Records from a collection of figures:
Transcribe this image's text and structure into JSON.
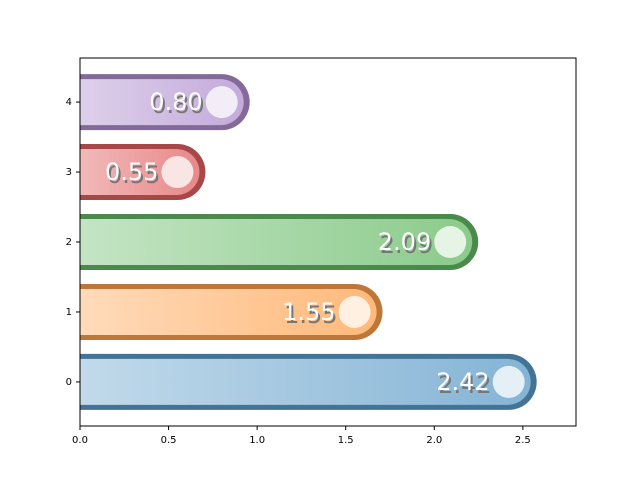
{
  "chart_data": {
    "type": "bar",
    "orientation": "horizontal",
    "categories": [
      "0",
      "1",
      "2",
      "3",
      "4"
    ],
    "values": [
      2.42,
      1.55,
      2.09,
      0.55,
      0.8
    ],
    "value_labels": [
      "2.42",
      "1.55",
      "2.09",
      "0.55",
      "0.80"
    ],
    "colors": [
      "#1f77b4",
      "#ff7f0e",
      "#2ca02c",
      "#d62728",
      "#9467bd"
    ],
    "xlim": [
      0,
      2.8
    ],
    "xticks": [
      {
        "value": 0,
        "label": "0.0"
      },
      {
        "value": 0.5,
        "label": "0.5"
      },
      {
        "value": 1,
        "label": "1.0"
      },
      {
        "value": 1.5,
        "label": "1.5"
      },
      {
        "value": 2,
        "label": "2.0"
      },
      {
        "value": 2.5,
        "label": "2.5"
      }
    ],
    "ylim": [
      -0.63,
      4.63
    ]
  }
}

Task brief - Working from the lines above, reproduce the material exactly and exclude its pictures.

Right answer -
Transcribe this image's text and structure into JSON.
{
  "chart_data": {
    "type": "bar",
    "orientation": "horizontal",
    "categories": [
      "0",
      "1",
      "2",
      "3",
      "4"
    ],
    "values": [
      2.42,
      1.55,
      2.09,
      0.55,
      0.8
    ],
    "value_labels": [
      "2.42",
      "1.55",
      "2.09",
      "0.55",
      "0.80"
    ],
    "colors": [
      "#1f77b4",
      "#ff7f0e",
      "#2ca02c",
      "#d62728",
      "#9467bd"
    ],
    "xlim": [
      0,
      2.8
    ],
    "xticks": [
      {
        "value": 0,
        "label": "0.0"
      },
      {
        "value": 0.5,
        "label": "0.5"
      },
      {
        "value": 1,
        "label": "1.0"
      },
      {
        "value": 1.5,
        "label": "1.5"
      },
      {
        "value": 2,
        "label": "2.0"
      },
      {
        "value": 2.5,
        "label": "2.5"
      }
    ],
    "ylim": [
      -0.63,
      4.63
    ]
  }
}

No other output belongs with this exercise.